▸ WHAT TO DO
Search the entries below. Return every line that has "value" in it.
┄┄┄┄┄┄┄┄┄┄┄┄┄┄┄┄┄┄┄┄
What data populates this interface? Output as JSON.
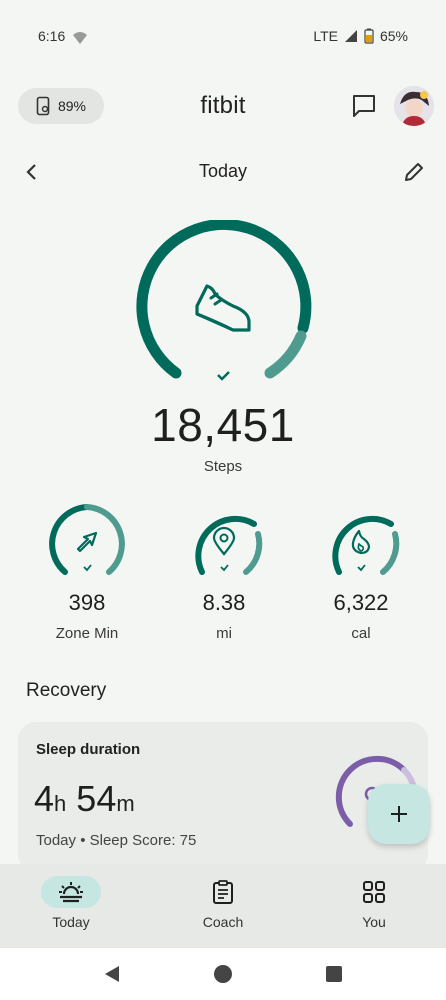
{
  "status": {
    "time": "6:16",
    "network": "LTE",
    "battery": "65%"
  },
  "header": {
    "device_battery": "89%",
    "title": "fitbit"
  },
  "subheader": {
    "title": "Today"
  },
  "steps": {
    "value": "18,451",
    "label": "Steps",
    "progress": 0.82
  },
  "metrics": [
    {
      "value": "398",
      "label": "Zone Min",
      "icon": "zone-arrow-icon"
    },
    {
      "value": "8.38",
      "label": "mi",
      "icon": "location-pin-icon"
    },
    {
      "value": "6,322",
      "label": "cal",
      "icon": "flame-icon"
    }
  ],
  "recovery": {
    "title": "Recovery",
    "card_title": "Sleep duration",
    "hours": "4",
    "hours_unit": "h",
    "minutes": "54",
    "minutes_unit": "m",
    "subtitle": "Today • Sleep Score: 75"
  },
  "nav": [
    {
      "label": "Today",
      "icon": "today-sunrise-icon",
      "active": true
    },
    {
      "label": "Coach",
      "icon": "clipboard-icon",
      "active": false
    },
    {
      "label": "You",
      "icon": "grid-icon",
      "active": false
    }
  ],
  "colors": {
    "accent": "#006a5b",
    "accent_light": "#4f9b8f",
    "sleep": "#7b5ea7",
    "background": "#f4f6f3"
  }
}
┄┄┄┄┄┄┄┄┄┄┄┄┄┄┄┄┄┄┄┄
▸ EXERCISE RESPONSE
    "value": "18,451",
      "value": "398",
      "value": "8.38",
      "value": "6,322",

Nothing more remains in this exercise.